Entries from a visual dataset
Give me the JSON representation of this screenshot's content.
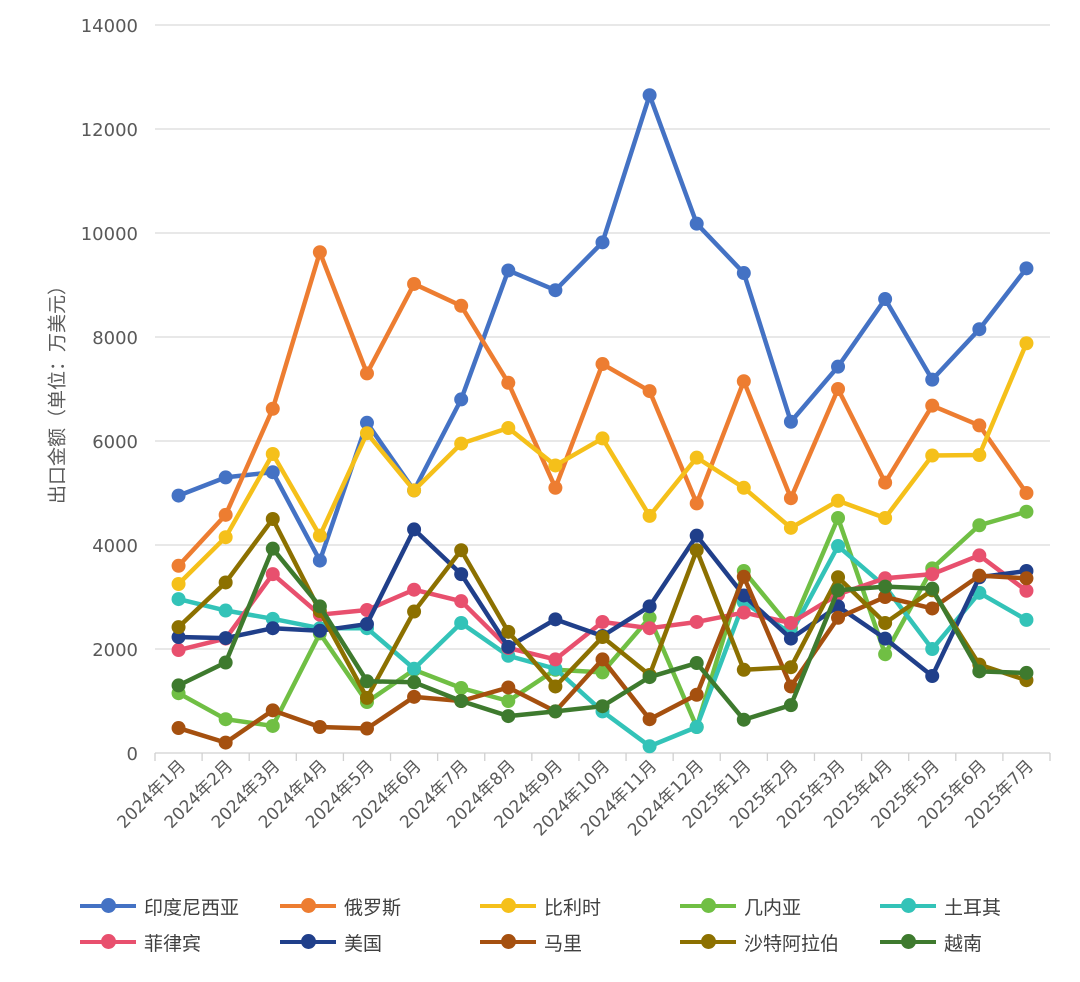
{
  "chart_data": {
    "type": "line",
    "title": "",
    "xlabel": "",
    "ylabel": "出口金额（单位：万美元）",
    "ylim": [
      0,
      14000
    ],
    "yticks": [
      0,
      2000,
      4000,
      6000,
      8000,
      10000,
      12000,
      14000
    ],
    "grid": true,
    "legend_position": "bottom",
    "categories": [
      "2024年1月",
      "2024年2月",
      "2024年3月",
      "2024年4月",
      "2024年5月",
      "2024年6月",
      "2024年7月",
      "2024年8月",
      "2024年9月",
      "2024年10月",
      "2024年11月",
      "2024年12月",
      "2025年1月",
      "2025年2月",
      "2025年3月",
      "2025年4月",
      "2025年5月",
      "2025年6月",
      "2025年7月"
    ],
    "series": [
      {
        "name": "印度尼西亚",
        "color": "#4472C4",
        "values": [
          4950,
          5300,
          5400,
          3700,
          6350,
          5050,
          6800,
          9280,
          8900,
          9820,
          12650,
          10180,
          9230,
          6370,
          7430,
          8730,
          7180,
          8150,
          9320
        ]
      },
      {
        "name": "俄罗斯",
        "color": "#ED7D31",
        "values": [
          3600,
          4580,
          6620,
          9630,
          7300,
          9020,
          8600,
          7120,
          5100,
          7480,
          6960,
          4800,
          7150,
          4900,
          7000,
          5200,
          6680,
          6300,
          5000
        ]
      },
      {
        "name": "比利时",
        "color": "#F5C01A",
        "values": [
          3250,
          4150,
          5750,
          4180,
          6150,
          5050,
          5950,
          6250,
          5530,
          6050,
          4560,
          5680,
          5100,
          4330,
          4850,
          4520,
          5720,
          5730,
          7880
        ]
      },
      {
        "name": "几内亚",
        "color": "#70BF44",
        "values": [
          1150,
          650,
          520,
          2300,
          980,
          1600,
          1250,
          1000,
          1600,
          1550,
          2600,
          500,
          3500,
          2400,
          4520,
          1900,
          3550,
          4380,
          4640
        ]
      },
      {
        "name": "土耳其",
        "color": "#33C3B8",
        "values": [
          2960,
          2740,
          2580,
          2400,
          2400,
          1620,
          2500,
          1870,
          1620,
          800,
          130,
          500,
          2900,
          2300,
          3980,
          3200,
          2000,
          3080,
          2560
        ]
      },
      {
        "name": "菲律宾",
        "color": "#E8506E",
        "values": [
          1980,
          2200,
          3440,
          2660,
          2750,
          3140,
          2920,
          2020,
          1800,
          2520,
          2400,
          2520,
          2700,
          2500,
          3050,
          3360,
          3440,
          3800,
          3120
        ]
      },
      {
        "name": "美国",
        "color": "#203F8A",
        "values": [
          2230,
          2210,
          2400,
          2350,
          2480,
          4300,
          3440,
          2040,
          2570,
          2250,
          2820,
          4180,
          3030,
          2200,
          2820,
          2200,
          1480,
          3380,
          3500
        ]
      },
      {
        "name": "马里",
        "color": "#A5500F",
        "values": [
          480,
          200,
          820,
          500,
          470,
          1080,
          1000,
          1260,
          800,
          1800,
          650,
          1120,
          3390,
          1280,
          2600,
          3000,
          2780,
          3410,
          3360
        ]
      },
      {
        "name": "沙特阿拉伯",
        "color": "#8C7000",
        "values": [
          2420,
          3280,
          4500,
          2730,
          1060,
          2720,
          3900,
          2330,
          1280,
          2230,
          1500,
          3900,
          1600,
          1650,
          3380,
          2500,
          3130,
          1700,
          1400
        ]
      },
      {
        "name": "越南",
        "color": "#3E7A2E",
        "values": [
          1300,
          1740,
          3930,
          2820,
          1380,
          1360,
          1000,
          710,
          800,
          900,
          1460,
          1730,
          640,
          920,
          3130,
          3200,
          3160,
          1570,
          1540
        ]
      }
    ]
  }
}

## WHAT IS ASKED
In the listing above, locate each line with "name" and copy it.

## ANSWER BELOW
        "name": "印度尼西亚",
        "name": "俄罗斯",
        "name": "比利时",
        "name": "几内亚",
        "name": "土耳其",
        "name": "菲律宾",
        "name": "美国",
        "name": "马里",
        "name": "沙特阿拉伯",
        "name": "越南",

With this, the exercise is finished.